- EXERCISE DETAILS: Render every entry verbatim.

- RECORDS SHOWN:
-.-.-

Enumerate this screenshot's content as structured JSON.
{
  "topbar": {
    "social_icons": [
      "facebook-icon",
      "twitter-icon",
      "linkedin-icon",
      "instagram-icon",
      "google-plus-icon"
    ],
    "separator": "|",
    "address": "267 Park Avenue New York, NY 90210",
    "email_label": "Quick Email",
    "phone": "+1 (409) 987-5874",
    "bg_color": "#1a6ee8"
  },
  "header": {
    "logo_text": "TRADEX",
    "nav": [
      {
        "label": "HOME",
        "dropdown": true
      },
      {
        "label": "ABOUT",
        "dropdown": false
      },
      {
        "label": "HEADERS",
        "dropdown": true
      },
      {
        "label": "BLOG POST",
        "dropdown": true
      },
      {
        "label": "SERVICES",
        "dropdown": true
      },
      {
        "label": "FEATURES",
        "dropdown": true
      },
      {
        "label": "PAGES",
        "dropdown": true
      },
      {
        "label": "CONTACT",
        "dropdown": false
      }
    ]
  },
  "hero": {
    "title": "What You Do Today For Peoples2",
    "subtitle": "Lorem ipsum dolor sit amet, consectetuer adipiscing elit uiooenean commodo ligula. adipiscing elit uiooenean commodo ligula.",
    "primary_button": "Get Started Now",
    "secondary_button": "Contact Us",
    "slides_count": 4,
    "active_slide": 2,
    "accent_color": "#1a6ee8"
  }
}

-.-.-

- THE RESULT:
Enumerate this screenshot's content as structured JSON.
{
  "topbar": {
    "social_icons": [
      "facebook-icon",
      "twitter-icon",
      "linkedin-icon",
      "instagram-icon",
      "google-plus-icon"
    ],
    "separator": "|",
    "address": "267 Park Avenue New York, NY 90210",
    "email_label": "Quick Email",
    "phone": "+1 (409) 987-5874",
    "bg_color": "#1a6ee8"
  },
  "header": {
    "logo_text": "TRADEX",
    "nav": [
      {
        "label": "HOME",
        "dropdown": true
      },
      {
        "label": "ABOUT",
        "dropdown": false
      },
      {
        "label": "HEADERS",
        "dropdown": true
      },
      {
        "label": "BLOG POST",
        "dropdown": true
      },
      {
        "label": "SERVICES",
        "dropdown": true
      },
      {
        "label": "FEATURES",
        "dropdown": true
      },
      {
        "label": "PAGES",
        "dropdown": true
      },
      {
        "label": "CONTACT",
        "dropdown": false
      }
    ]
  },
  "hero": {
    "title": "What You Do Today For Peoples2",
    "subtitle": "Lorem ipsum dolor sit amet, consectetuer adipiscing elit uiooenean commodo ligula. adipiscing elit uiooenean commodo ligula.",
    "primary_button": "Get Started Now",
    "secondary_button": "Contact Us",
    "slides_count": 4,
    "active_slide": 2,
    "accent_color": "#1a6ee8"
  }
}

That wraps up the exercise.